Count the lines that include the string "Incoming", and give only that number.

## Task inputs
►

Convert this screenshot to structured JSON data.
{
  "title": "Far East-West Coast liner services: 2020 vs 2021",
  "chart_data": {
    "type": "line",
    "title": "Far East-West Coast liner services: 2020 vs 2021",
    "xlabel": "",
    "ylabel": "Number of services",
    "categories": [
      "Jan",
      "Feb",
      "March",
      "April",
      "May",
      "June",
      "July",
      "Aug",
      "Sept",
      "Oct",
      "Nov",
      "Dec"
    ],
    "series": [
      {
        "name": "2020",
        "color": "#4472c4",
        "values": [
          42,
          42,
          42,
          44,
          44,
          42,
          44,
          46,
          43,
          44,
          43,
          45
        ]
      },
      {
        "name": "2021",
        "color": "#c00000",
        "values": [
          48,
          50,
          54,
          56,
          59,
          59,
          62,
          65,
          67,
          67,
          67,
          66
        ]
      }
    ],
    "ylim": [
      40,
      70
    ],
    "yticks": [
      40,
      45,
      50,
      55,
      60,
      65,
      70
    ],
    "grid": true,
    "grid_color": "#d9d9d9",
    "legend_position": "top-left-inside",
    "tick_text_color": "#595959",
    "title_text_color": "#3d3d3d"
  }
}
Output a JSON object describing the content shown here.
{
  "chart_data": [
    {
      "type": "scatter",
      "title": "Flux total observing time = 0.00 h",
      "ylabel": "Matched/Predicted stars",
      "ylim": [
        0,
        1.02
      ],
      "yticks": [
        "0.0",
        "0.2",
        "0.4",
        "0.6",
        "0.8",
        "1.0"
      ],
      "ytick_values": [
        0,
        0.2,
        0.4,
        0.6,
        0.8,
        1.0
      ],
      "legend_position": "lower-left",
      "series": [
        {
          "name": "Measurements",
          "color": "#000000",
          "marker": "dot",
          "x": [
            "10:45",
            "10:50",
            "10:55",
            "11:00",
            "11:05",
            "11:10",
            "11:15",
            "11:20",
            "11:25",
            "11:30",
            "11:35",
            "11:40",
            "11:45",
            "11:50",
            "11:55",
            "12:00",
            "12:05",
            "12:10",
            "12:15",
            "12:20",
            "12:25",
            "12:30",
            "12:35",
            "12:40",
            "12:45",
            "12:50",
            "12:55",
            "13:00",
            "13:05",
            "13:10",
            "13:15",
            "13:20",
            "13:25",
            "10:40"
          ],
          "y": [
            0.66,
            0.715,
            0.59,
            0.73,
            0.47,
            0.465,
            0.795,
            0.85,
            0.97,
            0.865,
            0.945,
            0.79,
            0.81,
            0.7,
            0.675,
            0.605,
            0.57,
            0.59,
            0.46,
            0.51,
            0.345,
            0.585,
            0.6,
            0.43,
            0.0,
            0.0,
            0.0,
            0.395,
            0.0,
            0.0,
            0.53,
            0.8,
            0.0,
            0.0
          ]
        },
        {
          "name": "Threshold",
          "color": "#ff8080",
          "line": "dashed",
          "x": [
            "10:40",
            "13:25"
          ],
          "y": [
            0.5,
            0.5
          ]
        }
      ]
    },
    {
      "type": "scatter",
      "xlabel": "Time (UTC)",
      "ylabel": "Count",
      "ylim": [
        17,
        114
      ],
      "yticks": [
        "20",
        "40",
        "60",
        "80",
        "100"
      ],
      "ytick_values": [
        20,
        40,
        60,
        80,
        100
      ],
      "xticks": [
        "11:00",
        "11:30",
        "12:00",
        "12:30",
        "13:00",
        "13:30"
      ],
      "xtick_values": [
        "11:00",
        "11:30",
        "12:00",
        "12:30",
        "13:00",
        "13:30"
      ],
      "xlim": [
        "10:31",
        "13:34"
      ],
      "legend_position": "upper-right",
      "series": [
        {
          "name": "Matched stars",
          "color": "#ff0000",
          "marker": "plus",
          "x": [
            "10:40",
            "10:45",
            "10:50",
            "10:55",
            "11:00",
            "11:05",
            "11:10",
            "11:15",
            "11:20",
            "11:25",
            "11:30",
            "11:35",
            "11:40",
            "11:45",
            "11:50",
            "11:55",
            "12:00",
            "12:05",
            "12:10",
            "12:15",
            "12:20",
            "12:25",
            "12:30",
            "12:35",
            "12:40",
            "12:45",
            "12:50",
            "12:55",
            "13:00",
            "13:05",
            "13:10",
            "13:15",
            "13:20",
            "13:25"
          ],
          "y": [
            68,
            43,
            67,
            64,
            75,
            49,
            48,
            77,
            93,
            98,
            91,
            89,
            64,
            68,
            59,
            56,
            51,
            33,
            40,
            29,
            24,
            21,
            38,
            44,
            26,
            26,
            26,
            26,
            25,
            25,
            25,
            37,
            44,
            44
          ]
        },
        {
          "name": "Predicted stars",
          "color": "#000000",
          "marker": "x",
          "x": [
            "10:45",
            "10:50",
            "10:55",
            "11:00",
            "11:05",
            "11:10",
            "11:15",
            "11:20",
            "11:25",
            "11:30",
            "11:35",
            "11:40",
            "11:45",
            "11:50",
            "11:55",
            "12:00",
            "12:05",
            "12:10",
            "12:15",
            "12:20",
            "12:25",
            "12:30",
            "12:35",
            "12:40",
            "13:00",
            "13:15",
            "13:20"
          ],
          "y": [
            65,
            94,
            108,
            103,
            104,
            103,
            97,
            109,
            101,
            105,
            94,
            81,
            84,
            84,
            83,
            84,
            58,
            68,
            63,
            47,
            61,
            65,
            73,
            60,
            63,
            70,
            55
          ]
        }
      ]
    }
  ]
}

◄
►

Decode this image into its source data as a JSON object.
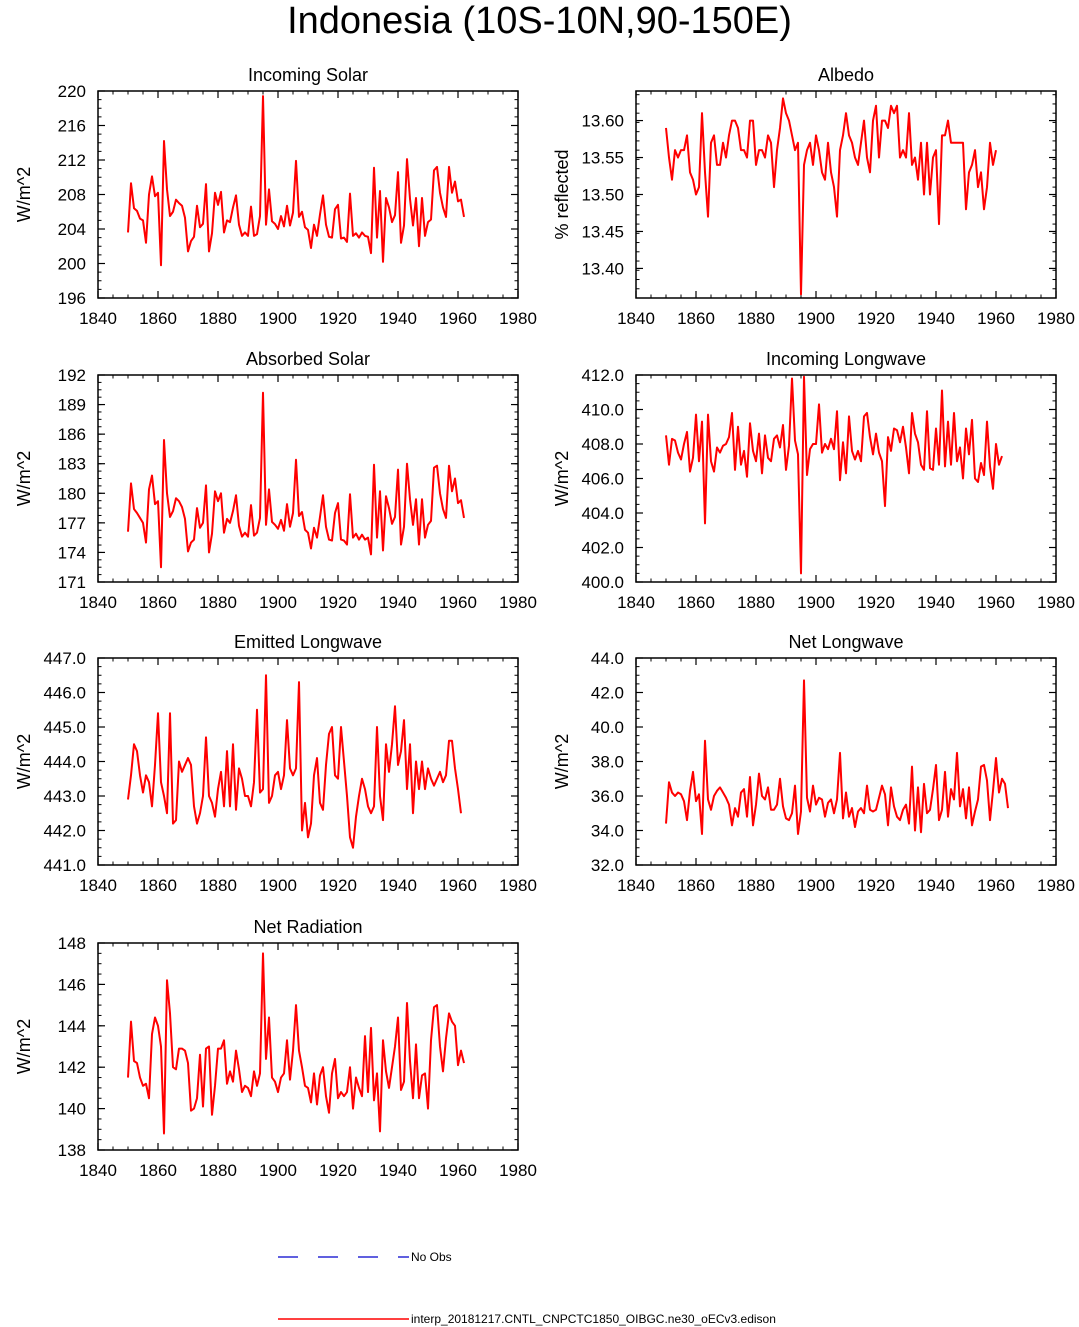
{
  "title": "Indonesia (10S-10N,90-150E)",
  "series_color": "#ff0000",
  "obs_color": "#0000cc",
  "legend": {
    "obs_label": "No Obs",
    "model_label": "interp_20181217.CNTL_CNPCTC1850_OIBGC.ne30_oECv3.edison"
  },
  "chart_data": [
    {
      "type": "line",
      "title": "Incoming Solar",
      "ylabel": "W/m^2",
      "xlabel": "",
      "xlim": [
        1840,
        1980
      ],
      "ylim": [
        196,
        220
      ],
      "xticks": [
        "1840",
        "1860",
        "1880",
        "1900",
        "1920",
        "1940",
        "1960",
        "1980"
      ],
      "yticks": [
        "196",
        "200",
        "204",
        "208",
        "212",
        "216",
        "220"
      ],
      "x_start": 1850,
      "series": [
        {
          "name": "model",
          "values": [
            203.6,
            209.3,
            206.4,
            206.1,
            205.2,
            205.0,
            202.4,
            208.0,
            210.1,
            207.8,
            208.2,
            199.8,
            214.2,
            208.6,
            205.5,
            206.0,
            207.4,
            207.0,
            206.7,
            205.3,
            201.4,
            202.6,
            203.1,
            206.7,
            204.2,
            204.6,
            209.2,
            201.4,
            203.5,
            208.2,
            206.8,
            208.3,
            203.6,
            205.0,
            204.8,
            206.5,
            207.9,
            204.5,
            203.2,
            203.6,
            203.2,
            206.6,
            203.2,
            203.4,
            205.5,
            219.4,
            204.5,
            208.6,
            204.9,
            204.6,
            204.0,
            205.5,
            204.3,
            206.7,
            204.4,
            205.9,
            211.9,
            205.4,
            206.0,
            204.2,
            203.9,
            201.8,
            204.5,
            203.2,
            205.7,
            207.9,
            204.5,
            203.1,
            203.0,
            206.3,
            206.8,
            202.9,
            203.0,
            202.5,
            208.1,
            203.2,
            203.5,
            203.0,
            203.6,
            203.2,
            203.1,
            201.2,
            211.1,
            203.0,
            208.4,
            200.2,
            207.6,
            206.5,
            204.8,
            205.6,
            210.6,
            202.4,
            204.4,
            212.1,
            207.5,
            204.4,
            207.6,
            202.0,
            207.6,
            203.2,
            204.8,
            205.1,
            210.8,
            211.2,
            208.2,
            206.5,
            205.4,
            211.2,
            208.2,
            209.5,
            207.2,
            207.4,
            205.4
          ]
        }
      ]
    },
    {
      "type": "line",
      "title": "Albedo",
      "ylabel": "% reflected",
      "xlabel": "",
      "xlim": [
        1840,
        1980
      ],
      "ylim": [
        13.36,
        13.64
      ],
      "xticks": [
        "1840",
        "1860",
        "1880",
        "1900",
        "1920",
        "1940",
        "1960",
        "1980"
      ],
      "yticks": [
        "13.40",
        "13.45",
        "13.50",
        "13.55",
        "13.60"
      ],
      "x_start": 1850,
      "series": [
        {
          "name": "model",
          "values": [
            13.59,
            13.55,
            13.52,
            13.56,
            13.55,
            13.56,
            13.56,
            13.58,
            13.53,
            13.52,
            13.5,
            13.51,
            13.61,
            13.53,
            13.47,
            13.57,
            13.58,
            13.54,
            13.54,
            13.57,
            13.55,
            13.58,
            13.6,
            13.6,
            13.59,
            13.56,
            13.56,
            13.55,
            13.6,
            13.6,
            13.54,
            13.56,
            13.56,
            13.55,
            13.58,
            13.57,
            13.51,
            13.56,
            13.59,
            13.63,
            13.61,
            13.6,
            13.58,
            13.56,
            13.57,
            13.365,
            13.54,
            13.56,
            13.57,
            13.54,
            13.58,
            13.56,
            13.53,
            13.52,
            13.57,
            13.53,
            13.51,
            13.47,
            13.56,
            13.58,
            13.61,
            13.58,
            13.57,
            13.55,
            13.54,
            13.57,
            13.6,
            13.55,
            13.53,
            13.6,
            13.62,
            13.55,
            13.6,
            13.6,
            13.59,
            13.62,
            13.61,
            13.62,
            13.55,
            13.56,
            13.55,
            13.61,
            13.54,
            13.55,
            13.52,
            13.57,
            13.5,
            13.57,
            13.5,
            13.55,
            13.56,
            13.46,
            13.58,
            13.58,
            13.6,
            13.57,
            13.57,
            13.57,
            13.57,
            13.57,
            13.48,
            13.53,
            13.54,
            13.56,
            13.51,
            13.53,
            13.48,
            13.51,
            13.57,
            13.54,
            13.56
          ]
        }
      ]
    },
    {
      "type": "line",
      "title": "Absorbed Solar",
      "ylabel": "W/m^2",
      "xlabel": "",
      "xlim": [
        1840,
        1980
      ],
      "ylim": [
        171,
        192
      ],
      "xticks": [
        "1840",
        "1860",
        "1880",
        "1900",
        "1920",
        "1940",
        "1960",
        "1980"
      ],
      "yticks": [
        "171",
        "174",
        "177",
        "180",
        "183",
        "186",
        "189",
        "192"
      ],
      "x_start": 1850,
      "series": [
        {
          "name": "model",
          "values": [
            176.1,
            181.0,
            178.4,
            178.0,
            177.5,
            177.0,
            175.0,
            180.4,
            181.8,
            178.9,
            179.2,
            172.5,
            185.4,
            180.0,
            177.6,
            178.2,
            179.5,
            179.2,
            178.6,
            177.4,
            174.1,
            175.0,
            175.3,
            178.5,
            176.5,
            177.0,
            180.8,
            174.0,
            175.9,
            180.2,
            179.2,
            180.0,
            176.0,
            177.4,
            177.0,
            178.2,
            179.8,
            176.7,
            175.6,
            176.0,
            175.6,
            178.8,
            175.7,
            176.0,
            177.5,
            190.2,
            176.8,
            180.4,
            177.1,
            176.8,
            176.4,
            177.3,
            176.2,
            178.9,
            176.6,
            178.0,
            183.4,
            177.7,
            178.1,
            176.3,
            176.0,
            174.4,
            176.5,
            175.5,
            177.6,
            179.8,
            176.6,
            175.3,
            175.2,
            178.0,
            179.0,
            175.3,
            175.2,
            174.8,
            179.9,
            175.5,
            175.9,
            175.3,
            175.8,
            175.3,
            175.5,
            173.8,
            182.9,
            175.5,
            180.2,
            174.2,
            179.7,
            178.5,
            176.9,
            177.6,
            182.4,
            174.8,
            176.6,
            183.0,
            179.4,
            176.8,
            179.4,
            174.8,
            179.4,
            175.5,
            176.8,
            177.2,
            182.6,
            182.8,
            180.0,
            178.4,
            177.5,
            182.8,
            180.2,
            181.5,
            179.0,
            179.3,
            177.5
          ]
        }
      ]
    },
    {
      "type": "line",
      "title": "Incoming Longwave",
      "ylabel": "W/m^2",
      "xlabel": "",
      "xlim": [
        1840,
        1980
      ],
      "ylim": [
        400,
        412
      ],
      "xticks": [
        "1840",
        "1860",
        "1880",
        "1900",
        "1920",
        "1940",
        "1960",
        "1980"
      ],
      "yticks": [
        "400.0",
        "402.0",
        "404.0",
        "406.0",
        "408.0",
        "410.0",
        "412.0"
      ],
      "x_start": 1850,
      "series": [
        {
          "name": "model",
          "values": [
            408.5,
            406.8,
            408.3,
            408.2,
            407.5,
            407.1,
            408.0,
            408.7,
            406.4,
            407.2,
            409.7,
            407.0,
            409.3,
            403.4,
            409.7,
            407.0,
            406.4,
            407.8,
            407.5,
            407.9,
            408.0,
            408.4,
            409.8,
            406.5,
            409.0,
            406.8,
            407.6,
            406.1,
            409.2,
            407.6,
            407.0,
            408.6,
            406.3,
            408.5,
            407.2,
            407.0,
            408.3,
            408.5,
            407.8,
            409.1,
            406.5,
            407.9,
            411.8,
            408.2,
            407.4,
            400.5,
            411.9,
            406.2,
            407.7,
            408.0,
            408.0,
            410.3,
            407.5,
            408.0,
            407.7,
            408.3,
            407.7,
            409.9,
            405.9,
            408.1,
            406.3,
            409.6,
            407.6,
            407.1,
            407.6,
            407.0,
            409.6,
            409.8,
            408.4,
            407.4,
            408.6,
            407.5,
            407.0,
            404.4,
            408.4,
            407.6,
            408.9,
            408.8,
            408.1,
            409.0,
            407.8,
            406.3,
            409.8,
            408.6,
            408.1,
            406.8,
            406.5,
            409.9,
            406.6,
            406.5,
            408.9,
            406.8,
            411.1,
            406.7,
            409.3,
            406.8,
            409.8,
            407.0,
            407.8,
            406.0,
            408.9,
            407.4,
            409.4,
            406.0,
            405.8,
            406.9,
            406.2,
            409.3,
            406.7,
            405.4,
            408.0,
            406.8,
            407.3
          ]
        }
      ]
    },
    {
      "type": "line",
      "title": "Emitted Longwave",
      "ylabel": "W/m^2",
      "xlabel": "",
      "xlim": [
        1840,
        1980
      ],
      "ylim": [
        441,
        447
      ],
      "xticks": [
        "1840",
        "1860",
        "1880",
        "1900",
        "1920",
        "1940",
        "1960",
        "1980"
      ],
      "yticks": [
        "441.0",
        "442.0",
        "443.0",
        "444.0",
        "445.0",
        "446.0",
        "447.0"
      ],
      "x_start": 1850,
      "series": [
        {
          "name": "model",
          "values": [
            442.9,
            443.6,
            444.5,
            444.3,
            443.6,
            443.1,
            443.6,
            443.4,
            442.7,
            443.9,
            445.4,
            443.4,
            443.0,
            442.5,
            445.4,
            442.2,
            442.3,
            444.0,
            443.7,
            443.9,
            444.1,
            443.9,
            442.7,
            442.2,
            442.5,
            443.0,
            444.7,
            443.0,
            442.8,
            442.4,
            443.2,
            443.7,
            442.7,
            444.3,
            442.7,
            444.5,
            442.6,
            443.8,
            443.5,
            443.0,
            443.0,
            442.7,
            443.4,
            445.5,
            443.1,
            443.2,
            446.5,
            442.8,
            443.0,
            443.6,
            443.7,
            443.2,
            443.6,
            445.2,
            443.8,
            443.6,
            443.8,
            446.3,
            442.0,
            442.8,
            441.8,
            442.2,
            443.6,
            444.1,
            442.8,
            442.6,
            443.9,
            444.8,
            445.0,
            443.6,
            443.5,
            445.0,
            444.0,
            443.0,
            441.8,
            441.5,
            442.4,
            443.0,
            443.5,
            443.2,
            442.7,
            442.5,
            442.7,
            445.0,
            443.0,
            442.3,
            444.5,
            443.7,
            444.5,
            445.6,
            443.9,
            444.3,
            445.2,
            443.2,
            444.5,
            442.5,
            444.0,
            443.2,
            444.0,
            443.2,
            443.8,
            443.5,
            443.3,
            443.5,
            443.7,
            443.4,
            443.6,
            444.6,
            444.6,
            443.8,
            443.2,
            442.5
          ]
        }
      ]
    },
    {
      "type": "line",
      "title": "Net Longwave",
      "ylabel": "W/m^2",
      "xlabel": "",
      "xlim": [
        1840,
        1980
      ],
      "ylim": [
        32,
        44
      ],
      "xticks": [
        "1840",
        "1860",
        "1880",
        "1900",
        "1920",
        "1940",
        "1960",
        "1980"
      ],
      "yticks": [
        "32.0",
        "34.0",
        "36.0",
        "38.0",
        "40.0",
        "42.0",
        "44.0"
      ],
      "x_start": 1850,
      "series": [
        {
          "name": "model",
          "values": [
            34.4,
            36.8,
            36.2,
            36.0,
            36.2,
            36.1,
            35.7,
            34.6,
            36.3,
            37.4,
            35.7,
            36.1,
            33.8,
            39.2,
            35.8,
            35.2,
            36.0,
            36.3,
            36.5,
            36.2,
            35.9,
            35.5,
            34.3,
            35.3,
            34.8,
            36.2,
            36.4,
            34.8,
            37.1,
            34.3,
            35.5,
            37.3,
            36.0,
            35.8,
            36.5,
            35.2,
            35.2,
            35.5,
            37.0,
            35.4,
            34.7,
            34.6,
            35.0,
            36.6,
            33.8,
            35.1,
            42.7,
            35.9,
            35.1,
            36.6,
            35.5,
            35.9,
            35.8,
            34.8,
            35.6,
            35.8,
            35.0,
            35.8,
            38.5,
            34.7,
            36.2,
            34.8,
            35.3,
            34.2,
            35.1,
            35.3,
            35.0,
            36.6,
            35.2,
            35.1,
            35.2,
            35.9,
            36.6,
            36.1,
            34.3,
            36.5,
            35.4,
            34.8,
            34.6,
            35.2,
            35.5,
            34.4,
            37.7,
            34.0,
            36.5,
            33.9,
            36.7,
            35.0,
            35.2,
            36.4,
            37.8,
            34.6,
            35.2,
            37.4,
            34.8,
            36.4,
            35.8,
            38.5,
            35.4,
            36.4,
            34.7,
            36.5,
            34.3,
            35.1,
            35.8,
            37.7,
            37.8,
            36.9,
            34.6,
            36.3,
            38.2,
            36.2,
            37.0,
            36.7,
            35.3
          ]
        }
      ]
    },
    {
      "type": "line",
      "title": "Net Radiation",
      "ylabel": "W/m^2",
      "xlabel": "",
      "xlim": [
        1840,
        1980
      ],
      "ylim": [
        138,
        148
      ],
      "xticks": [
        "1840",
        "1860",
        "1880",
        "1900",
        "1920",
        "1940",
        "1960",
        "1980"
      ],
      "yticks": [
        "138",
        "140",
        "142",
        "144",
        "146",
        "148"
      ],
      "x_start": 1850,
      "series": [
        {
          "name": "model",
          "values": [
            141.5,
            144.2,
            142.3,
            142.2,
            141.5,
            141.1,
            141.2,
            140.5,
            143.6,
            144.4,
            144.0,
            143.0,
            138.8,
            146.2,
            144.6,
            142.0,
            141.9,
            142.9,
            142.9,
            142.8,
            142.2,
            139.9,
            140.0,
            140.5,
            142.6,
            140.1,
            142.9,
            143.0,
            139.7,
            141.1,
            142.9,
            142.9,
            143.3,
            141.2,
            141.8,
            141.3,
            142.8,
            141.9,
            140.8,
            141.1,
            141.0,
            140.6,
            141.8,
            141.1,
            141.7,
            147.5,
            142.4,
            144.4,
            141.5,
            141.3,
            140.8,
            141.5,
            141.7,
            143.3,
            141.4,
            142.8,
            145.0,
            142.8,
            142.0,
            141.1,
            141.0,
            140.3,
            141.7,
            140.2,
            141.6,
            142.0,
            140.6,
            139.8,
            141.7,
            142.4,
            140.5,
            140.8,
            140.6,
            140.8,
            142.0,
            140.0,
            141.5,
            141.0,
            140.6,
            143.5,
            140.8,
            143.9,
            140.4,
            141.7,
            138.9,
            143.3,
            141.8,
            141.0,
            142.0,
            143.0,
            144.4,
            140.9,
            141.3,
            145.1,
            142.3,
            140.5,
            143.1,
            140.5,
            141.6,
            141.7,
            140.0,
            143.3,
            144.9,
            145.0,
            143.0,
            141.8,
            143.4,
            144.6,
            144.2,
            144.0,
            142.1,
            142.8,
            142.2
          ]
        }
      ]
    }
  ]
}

◄

## Answer to the task
2